Stored data:

-.-.-

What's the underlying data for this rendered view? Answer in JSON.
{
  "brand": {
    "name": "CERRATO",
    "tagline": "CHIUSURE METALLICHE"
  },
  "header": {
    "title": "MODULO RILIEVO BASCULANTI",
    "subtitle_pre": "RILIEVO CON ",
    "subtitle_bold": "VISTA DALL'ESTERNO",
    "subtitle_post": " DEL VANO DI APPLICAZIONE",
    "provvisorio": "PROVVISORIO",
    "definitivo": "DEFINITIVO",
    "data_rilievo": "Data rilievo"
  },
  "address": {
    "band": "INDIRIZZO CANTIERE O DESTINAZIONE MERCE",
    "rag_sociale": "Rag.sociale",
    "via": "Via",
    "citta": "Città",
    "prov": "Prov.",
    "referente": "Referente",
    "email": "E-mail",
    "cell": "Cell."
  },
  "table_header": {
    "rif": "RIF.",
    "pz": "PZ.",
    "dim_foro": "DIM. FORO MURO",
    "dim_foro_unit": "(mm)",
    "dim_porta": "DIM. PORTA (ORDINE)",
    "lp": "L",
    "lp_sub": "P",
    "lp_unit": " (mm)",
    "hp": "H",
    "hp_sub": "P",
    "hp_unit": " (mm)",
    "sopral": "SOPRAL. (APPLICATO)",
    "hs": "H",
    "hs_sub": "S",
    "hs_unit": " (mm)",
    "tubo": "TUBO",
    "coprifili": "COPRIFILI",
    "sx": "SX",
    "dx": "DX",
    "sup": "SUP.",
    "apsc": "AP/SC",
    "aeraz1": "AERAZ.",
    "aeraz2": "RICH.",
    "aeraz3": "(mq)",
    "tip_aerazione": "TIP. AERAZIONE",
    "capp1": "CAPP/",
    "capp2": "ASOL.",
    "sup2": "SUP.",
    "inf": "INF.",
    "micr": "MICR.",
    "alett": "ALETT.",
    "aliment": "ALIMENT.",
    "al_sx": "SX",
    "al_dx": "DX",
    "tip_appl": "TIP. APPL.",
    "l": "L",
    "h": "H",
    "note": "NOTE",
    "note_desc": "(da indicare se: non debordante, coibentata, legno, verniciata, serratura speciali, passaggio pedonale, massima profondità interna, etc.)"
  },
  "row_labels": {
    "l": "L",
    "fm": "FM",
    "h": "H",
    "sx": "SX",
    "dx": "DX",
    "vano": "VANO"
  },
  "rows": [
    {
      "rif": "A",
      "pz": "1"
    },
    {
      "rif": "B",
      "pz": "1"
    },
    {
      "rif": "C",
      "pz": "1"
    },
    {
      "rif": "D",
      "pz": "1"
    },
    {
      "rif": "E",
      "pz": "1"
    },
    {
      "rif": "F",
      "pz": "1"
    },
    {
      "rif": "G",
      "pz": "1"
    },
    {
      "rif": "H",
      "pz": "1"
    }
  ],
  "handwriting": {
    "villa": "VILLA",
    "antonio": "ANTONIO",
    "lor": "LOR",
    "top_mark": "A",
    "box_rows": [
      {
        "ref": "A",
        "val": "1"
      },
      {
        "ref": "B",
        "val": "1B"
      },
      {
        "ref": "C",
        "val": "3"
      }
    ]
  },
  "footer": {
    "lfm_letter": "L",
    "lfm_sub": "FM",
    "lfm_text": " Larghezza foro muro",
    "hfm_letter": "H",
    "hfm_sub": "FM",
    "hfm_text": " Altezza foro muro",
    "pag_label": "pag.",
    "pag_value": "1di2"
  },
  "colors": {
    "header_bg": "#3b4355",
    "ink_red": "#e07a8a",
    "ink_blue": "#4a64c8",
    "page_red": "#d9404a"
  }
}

-.-.-

AIM
Give back the data above exactly as it appears.

COMPLETE ANSWER
What's the underlying data for this rendered view? Answer in JSON.
{
  "brand": {
    "name": "CERRATO",
    "tagline": "CHIUSURE METALLICHE"
  },
  "header": {
    "title": "MODULO RILIEVO BASCULANTI",
    "subtitle_pre": "RILIEVO CON ",
    "subtitle_bold": "VISTA DALL'ESTERNO",
    "subtitle_post": " DEL VANO DI APPLICAZIONE",
    "provvisorio": "PROVVISORIO",
    "definitivo": "DEFINITIVO",
    "data_rilievo": "Data rilievo"
  },
  "address": {
    "band": "INDIRIZZO CANTIERE O DESTINAZIONE MERCE",
    "rag_sociale": "Rag.sociale",
    "via": "Via",
    "citta": "Città",
    "prov": "Prov.",
    "referente": "Referente",
    "email": "E-mail",
    "cell": "Cell."
  },
  "table_header": {
    "rif": "RIF.",
    "pz": "PZ.",
    "dim_foro": "DIM. FORO MURO",
    "dim_foro_unit": "(mm)",
    "dim_porta": "DIM. PORTA (ORDINE)",
    "lp": "L",
    "lp_sub": "P",
    "lp_unit": " (mm)",
    "hp": "H",
    "hp_sub": "P",
    "hp_unit": " (mm)",
    "sopral": "SOPRAL. (APPLICATO)",
    "hs": "H",
    "hs_sub": "S",
    "hs_unit": " (mm)",
    "tubo": "TUBO",
    "coprifili": "COPRIFILI",
    "sx": "SX",
    "dx": "DX",
    "sup": "SUP.",
    "apsc": "AP/SC",
    "aeraz1": "AERAZ.",
    "aeraz2": "RICH.",
    "aeraz3": "(mq)",
    "tip_aerazione": "TIP. AERAZIONE",
    "capp1": "CAPP/",
    "capp2": "ASOL.",
    "sup2": "SUP.",
    "inf": "INF.",
    "micr": "MICR.",
    "alett": "ALETT.",
    "aliment": "ALIMENT.",
    "al_sx": "SX",
    "al_dx": "DX",
    "tip_appl": "TIP. APPL.",
    "l": "L",
    "h": "H",
    "note": "NOTE",
    "note_desc": "(da indicare se: non debordante, coibentata, legno, verniciata, serratura speciali, passaggio pedonale, massima profondità interna, etc.)"
  },
  "row_labels": {
    "l": "L",
    "fm": "FM",
    "h": "H",
    "sx": "SX",
    "dx": "DX",
    "vano": "VANO"
  },
  "rows": [
    {
      "rif": "A",
      "pz": "1"
    },
    {
      "rif": "B",
      "pz": "1"
    },
    {
      "rif": "C",
      "pz": "1"
    },
    {
      "rif": "D",
      "pz": "1"
    },
    {
      "rif": "E",
      "pz": "1"
    },
    {
      "rif": "F",
      "pz": "1"
    },
    {
      "rif": "G",
      "pz": "1"
    },
    {
      "rif": "H",
      "pz": "1"
    }
  ],
  "handwriting": {
    "villa": "VILLA",
    "antonio": "ANTONIO",
    "lor": "LOR",
    "top_mark": "A",
    "box_rows": [
      {
        "ref": "A",
        "val": "1"
      },
      {
        "ref": "B",
        "val": "1B"
      },
      {
        "ref": "C",
        "val": "3"
      }
    ]
  },
  "footer": {
    "lfm_letter": "L",
    "lfm_sub": "FM",
    "lfm_text": " Larghezza foro muro",
    "hfm_letter": "H",
    "hfm_sub": "FM",
    "hfm_text": " Altezza foro muro",
    "pag_label": "pag.",
    "pag_value": "1di2"
  },
  "colors": {
    "header_bg": "#3b4355",
    "ink_red": "#e07a8a",
    "ink_blue": "#4a64c8",
    "page_red": "#d9404a"
  }
}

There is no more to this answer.